Problem details:
Please print all of the material below, word for word.

Extracted records
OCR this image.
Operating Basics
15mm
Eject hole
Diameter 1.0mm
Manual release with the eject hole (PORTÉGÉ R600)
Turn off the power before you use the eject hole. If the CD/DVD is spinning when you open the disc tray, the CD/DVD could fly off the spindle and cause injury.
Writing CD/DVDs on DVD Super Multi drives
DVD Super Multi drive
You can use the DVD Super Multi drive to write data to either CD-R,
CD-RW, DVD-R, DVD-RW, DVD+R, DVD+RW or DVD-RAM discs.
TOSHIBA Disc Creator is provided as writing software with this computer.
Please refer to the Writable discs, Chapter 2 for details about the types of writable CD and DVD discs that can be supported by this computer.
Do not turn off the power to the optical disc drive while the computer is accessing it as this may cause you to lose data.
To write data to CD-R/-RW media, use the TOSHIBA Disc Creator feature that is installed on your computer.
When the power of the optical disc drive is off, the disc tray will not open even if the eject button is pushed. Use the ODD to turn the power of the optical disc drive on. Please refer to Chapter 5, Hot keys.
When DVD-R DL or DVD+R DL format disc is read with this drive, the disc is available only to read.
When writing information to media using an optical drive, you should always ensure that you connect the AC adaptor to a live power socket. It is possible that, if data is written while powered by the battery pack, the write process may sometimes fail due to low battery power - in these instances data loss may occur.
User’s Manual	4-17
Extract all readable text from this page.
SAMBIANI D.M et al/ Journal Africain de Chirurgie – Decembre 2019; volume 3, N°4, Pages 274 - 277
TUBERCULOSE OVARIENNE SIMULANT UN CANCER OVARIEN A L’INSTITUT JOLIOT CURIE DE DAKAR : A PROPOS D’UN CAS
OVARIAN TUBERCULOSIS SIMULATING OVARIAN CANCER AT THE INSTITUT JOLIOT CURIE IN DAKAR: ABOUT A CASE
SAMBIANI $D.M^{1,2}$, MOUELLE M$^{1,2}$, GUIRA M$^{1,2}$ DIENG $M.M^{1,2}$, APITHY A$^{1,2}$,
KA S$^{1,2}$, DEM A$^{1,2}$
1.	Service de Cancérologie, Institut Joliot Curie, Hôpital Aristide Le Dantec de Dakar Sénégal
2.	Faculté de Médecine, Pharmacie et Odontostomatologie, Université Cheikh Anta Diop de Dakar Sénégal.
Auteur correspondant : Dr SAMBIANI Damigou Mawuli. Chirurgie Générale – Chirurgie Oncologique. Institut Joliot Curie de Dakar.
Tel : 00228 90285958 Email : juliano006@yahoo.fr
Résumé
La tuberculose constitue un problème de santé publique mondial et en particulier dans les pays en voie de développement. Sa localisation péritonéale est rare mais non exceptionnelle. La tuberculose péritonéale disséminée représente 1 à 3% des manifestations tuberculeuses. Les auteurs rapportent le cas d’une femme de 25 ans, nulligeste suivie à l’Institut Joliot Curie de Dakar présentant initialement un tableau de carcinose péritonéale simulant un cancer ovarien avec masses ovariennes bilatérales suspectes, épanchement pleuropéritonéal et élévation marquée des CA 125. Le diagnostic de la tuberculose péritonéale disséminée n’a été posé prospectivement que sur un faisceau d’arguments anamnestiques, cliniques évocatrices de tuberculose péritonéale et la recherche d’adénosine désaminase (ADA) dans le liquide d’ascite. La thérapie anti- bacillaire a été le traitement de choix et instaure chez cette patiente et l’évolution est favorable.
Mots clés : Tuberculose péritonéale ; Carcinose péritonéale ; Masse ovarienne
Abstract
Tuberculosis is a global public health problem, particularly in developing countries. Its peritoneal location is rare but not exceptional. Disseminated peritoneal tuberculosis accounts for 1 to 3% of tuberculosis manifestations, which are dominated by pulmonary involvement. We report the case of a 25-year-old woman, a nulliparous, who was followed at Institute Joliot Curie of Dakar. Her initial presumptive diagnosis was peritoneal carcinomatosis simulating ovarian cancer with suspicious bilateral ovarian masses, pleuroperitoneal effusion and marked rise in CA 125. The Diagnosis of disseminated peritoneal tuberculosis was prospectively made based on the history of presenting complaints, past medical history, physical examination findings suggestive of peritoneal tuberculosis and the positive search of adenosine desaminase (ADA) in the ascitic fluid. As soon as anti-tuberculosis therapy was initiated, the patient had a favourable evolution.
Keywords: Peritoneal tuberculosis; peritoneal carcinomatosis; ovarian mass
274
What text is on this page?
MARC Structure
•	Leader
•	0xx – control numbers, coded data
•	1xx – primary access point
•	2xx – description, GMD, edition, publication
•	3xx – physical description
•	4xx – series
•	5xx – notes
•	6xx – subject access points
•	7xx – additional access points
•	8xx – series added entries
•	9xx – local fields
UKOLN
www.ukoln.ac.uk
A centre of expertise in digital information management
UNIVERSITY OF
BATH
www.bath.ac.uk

Correct answer:
OCR this image.
Operating Basics
15mm
Eject hole
Diameter 1.0mm
Manual release with the eject hole (PORTÉGÉ R600)
Turn off the power before you use the eject hole. If the CD/DVD is spinning when you open the disc tray, the CD/DVD could fly off the spindle and cause injury.
Writing CD/DVDs on DVD Super Multi drives
DVD Super Multi drive
You can use the DVD Super Multi drive to write data to either CD-R,
CD-RW, DVD-R, DVD-RW, DVD+R, DVD+RW or DVD-RAM discs.
TOSHIBA Disc Creator is provided as writing software with this computer.
Please refer to the Writable discs, Chapter 2 for details about the types of writable CD and DVD discs that can be supported by this computer.
Do not turn off the power to the optical disc drive while the computer is accessing it as this may cause you to lose data.
To write data to CD-R/-RW media, use the TOSHIBA Disc Creator feature that is installed on your computer.
When the power of the optical disc drive is off, the disc tray will not open even if the eject button is pushed. Use the ODD to turn the power of the optical disc drive on. Please refer to Chapter 5, Hot keys.
When DVD-R DL or DVD+R DL format disc is read with this drive, the disc is available only to read.
When writing information to media using an optical drive, you should always ensure that you connect the AC adaptor to a live power socket. It is possible that, if data is written while powered by the battery pack, the write process may sometimes fail due to low battery power - in these instances data loss may occur.
User’s Manual	4-17
Extract all readable text from this page.
SAMBIANI D.M et al/ Journal Africain de Chirurgie – Decembre 2019; volume 3, N°4, Pages 274 - 277
TUBERCULOSE OVARIENNE SIMULANT UN CANCER OVARIEN A L’INSTITUT JOLIOT CURIE DE DAKAR : A PROPOS D’UN CAS
OVARIAN TUBERCULOSIS SIMULATING OVARIAN CANCER AT THE INSTITUT JOLIOT CURIE IN DAKAR: ABOUT A CASE
SAMBIANI $D.M^{1,2}$, MOUELLE M$^{1,2}$, GUIRA M$^{1,2}$ DIENG $M.M^{1,2}$, APITHY A$^{1,2}$,
KA S$^{1,2}$, DEM A$^{1,2}$
1.	Service de Cancérologie, Institut Joliot Curie, Hôpital Aristide Le Dantec de Dakar Sénégal
2.	Faculté de Médecine, Pharmacie et Odontostomatologie, Université Cheikh Anta Diop de Dakar Sénégal.
Auteur correspondant : Dr SAMBIANI Damigou Mawuli. Chirurgie Générale – Chirurgie Oncologique. Institut Joliot Curie de Dakar.
Tel : 00228 90285958 Email : juliano006@yahoo.fr
Résumé
La tuberculose constitue un problème de santé publique mondial et en particulier dans les pays en voie de développement. Sa localisation péritonéale est rare mais non exceptionnelle. La tuberculose péritonéale disséminée représente 1 à 3% des manifestations tuberculeuses. Les auteurs rapportent le cas d’une femme de 25 ans, nulligeste suivie à l’Institut Joliot Curie de Dakar présentant initialement un tableau de carcinose péritonéale simulant un cancer ovarien avec masses ovariennes bilatérales suspectes, épanchement pleuropéritonéal et élévation marquée des CA 125. Le diagnostic de la tuberculose péritonéale disséminée n’a été posé prospectivement que sur un faisceau d’arguments anamnestiques, cliniques évocatrices de tuberculose péritonéale et la recherche d’adénosine désaminase (ADA) dans le liquide d’ascite. La thérapie anti- bacillaire a été le traitement de choix et instaure chez cette patiente et l’évolution est favorable.
Mots clés : Tuberculose péritonéale ; Carcinose péritonéale ; Masse ovarienne
Abstract
Tuberculosis is a global public health problem, particularly in developing countries. Its peritoneal location is rare but not exceptional. Disseminated peritoneal tuberculosis accounts for 1 to 3% of tuberculosis manifestations, which are dominated by pulmonary involvement. We report the case of a 25-year-old woman, a nulliparous, who was followed at Institute Joliot Curie of Dakar. Her initial presumptive diagnosis was peritoneal carcinomatosis simulating ovarian cancer with suspicious bilateral ovarian masses, pleuroperitoneal effusion and marked rise in CA 125. The Diagnosis of disseminated peritoneal tuberculosis was prospectively made based on the history of presenting complaints, past medical history, physical examination findings suggestive of peritoneal tuberculosis and the positive search of adenosine desaminase (ADA) in the ascitic fluid. As soon as anti-tuberculosis therapy was initiated, the patient had a favourable evolution.
Keywords: Peritoneal tuberculosis; peritoneal carcinomatosis; ovarian mass
274
What text is on this page?
MARC Structure
•	Leader
•	0xx – control numbers, coded data
•	1xx – primary access point
•	2xx – description, GMD, edition, publication
•	3xx – physical description
•	4xx – series
•	5xx – notes
•	6xx – subject access points
•	7xx – additional access points
•	8xx – series added entries
•	9xx – local fields
UKOLN
www.ukoln.ac.uk
A centre of expertise in digital information management
UNIVERSITY OF
BATH
www.bath.ac.uk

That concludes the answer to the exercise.